Reproduce the listing below exactly. Pictures do not belong in the copy.

****************

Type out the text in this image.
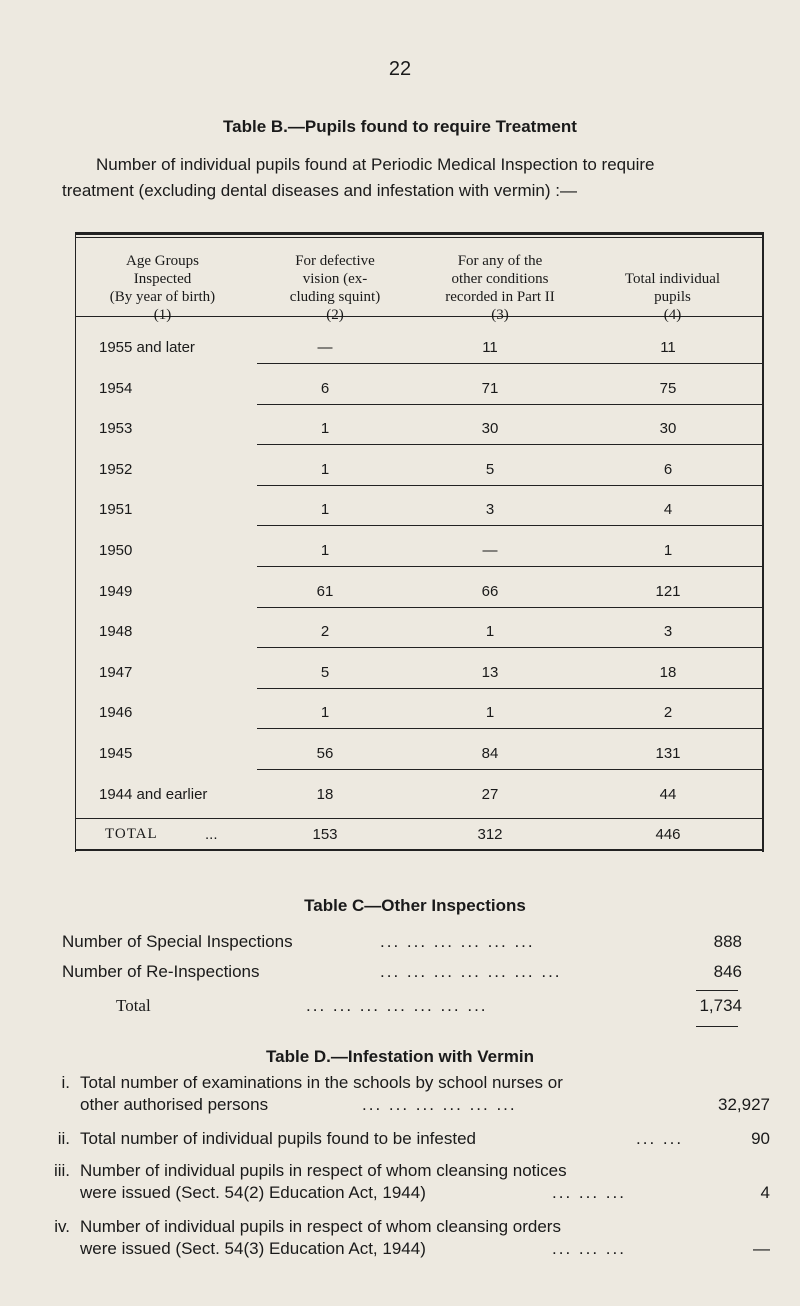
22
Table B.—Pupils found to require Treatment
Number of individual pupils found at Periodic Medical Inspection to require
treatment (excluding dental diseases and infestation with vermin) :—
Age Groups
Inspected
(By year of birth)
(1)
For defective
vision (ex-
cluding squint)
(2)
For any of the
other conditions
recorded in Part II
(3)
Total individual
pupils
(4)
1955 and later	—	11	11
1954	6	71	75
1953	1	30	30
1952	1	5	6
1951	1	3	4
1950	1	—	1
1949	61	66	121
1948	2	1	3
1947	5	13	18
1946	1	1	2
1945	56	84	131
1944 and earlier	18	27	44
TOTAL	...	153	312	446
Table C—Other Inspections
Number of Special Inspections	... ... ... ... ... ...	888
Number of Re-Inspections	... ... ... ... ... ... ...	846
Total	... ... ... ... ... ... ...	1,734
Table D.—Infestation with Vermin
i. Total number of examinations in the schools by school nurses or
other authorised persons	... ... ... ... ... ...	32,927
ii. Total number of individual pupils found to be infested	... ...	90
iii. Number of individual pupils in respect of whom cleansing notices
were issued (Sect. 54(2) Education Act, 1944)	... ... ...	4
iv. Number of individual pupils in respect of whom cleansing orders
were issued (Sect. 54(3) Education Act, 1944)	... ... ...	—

****************

WRITTEN SOLUTION
Type out the text in this image.
22
Table B.—Pupils found to require Treatment
Number of individual pupils found at Periodic Medical Inspection to require
treatment (excluding dental diseases and infestation with vermin) :—
Age Groups
Inspected
(By year of birth)
(1)
For defective
vision (ex-
cluding squint)
(2)
For any of the
other conditions
recorded in Part II
(3)
Total individual
pupils
(4)
1955 and later	—	11	11
1954	6	71	75
1953	1	30	30
1952	1	5	6
1951	1	3	4
1950	1	—	1
1949	61	66	121
1948	2	1	3
1947	5	13	18
1946	1	1	2
1945	56	84	131
1944 and earlier	18	27	44
TOTAL	...	153	312	446
Table C—Other Inspections
Number of Special Inspections	... ... ... ... ... ...	888
Number of Re-Inspections	... ... ... ... ... ... ...	846
Total	... ... ... ... ... ... ...	1,734
Table D.—Infestation with Vermin
i. Total number of examinations in the schools by school nurses or
other authorised persons	... ... ... ... ... ...	32,927
ii. Total number of individual pupils found to be infested	... ...	90
iii. Number of individual pupils in respect of whom cleansing notices
were issued (Sect. 54(2) Education Act, 1944)	... ... ...	4
iv. Number of individual pupils in respect of whom cleansing orders
were issued (Sect. 54(3) Education Act, 1944)	... ... ...	—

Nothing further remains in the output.